OBJECTIF: D'après le document ci-dessous, quelle était la mission de l'expédition menée sur le Discovery de 1901 à 1904 ?
──────── DOCUMENT
1914. Ernest Shackelton a 40 ans à peine. C’est un aventurier, un séducteur, un bon buveur, un infatigable chercheur sur comment gagner de l’argent avec des idées neuves – sans succès - , constamment endetté. Un homme gourmand de passions, de grand air, de célébrité, de plaisirs. Ce fils d’un homme du Yorkshire et d’une Irlandaise, né en Irlande, ne tient pas en place. Les livres d’aventure lus dans l’enfance, préférés aux livres d’école, l’ont rendu esclave charmé de l’appel de la mer. En lui bouillonnent les embruns, tremble le roulis, se marient le brun sale, le bleu sombre et l’émeraude des océans.

En 1901 il a fait partie de l’expédition sur le Discovery qui durera jusqu’en 1904 et dont la mission était d’explorer le littoral de la mer de Ross.
────────────────
──────── DONNÉES FOURNIES
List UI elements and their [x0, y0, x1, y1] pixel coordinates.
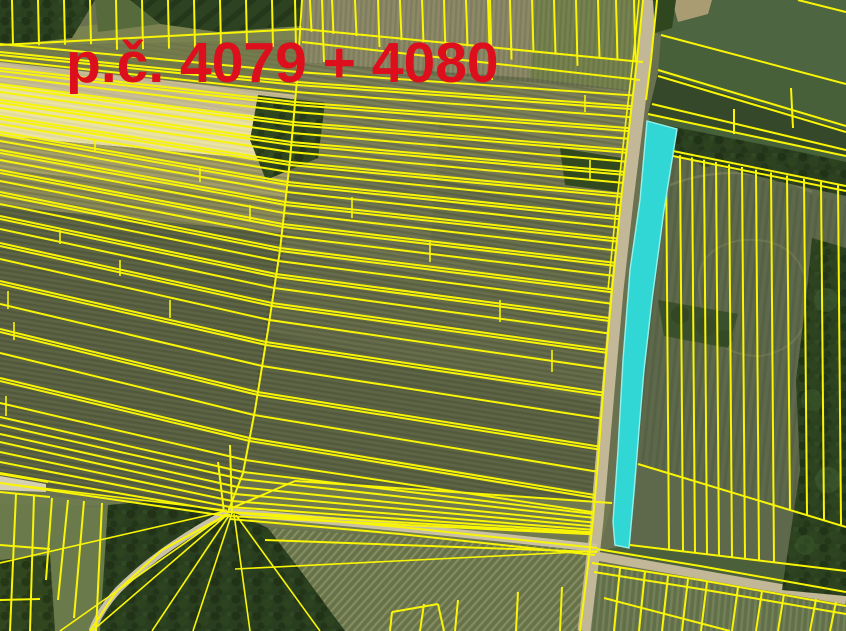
- svg-text:p.č. 4079 + 4080: p.č. 4079 + 4080: [66, 31, 499, 95]
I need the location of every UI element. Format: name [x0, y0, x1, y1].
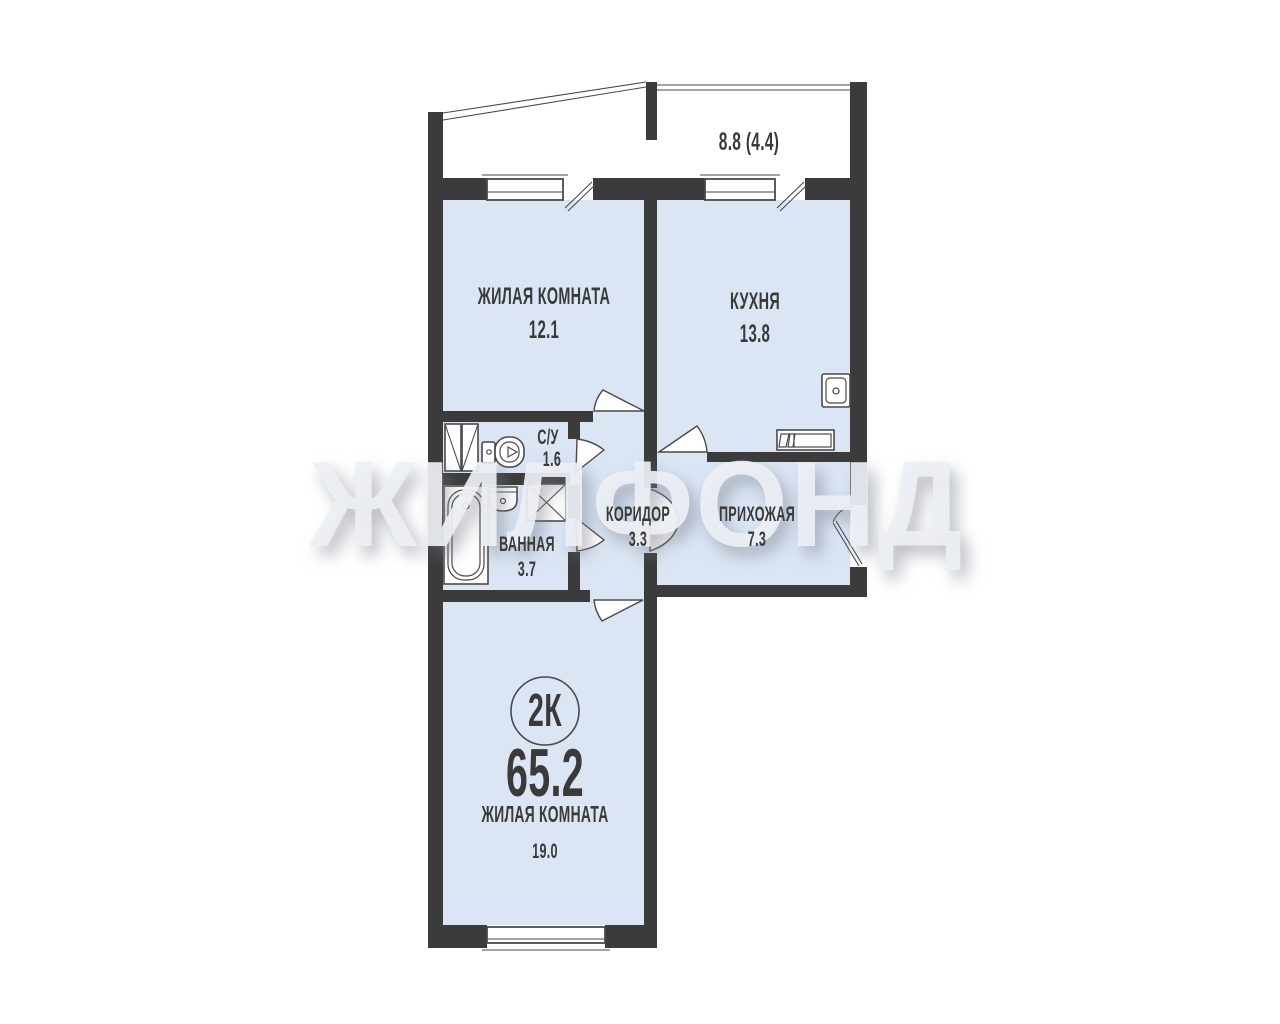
────────────────
CORRIGÉ: Explorer le littoral de la mer de Ross.